-- EXERCISE PROMPT --
Can all of these lines be returned exactly?

-- DATA EXCERPTS --
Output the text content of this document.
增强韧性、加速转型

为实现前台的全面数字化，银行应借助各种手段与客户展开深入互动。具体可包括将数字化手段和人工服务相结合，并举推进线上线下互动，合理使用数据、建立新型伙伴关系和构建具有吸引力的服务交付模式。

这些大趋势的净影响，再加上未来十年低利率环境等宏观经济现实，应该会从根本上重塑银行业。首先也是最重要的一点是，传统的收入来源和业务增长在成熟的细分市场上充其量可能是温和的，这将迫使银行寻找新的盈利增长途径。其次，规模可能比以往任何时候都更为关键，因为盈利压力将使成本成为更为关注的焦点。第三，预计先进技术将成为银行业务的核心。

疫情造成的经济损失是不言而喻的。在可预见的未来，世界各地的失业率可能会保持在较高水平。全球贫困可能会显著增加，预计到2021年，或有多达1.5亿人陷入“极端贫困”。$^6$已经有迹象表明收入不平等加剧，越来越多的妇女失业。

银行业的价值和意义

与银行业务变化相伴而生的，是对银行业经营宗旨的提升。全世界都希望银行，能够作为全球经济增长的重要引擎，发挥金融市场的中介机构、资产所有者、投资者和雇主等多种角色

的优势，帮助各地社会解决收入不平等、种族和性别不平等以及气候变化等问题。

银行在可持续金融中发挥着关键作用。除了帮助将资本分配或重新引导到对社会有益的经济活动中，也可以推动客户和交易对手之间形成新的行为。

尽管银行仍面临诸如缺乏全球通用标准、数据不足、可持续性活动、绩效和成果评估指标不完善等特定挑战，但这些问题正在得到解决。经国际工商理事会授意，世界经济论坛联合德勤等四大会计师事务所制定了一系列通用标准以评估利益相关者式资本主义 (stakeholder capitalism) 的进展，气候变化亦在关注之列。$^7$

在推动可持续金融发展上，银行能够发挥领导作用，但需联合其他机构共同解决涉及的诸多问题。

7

-- EXERCISE RESPONSE --
Output the text content of this document.
增强韧性、加速转型

为实现前台的全面数字化，银行应借助各种手段与客户展开深入互动。具体可包括将数字化手段和人工服务相结合，并举推进线上线下互动，合理使用数据、建立新型伙伴关系和构建具有吸引力的服务交付模式。

这些大趋势的净影响，再加上未来十年低利率环境等宏观经济现实，应该会从根本上重塑银行业。首先也是最重要的一点是，传统的收入来源和业务增长在成熟的细分市场上充其量可能是温和的，这将迫使银行寻找新的盈利增长途径。其次，规模可能比以往任何时候都更为关键，因为盈利压力将使成本成为更为关注的焦点。第三，预计先进技术将成为银行业务的核心。

疫情造成的经济损失是不言而喻的。在可预见的未来，世界各地的失业率可能会保持在较高水平。全球贫困可能会显著增加，预计到2021年，或有多达1.5亿人陷入“极端贫困”。$^6$已经有迹象表明收入不平等加剧，越来越多的妇女失业。

银行业的价值和意义

与银行业务变化相伴而生的，是对银行业经营宗旨的提升。全世界都希望银行，能够作为全球经济增长的重要引擎，发挥金融市场的中介机构、资产所有者、投资者和雇主等多种角色

的优势，帮助各地社会解决收入不平等、种族和性别不平等以及气候变化等问题。

银行在可持续金融中发挥着关键作用。除了帮助将资本分配或重新引导到对社会有益的经济活动中，也可以推动客户和交易对手之间形成新的行为。

尽管银行仍面临诸如缺乏全球通用标准、数据不足、可持续性活动、绩效和成果评估指标不完善等特定挑战，但这些问题正在得到解决。经国际工商理事会授意，世界经济论坛联合德勤等四大会计师事务所制定了一系列通用标准以评估利益相关者式资本主义 (stakeholder capitalism) 的进展，气候变化亦在关注之列。$^7$

在推动可持续金融发展上，银行能够发挥领导作用，但需联合其他机构共同解决涉及的诸多问题。

7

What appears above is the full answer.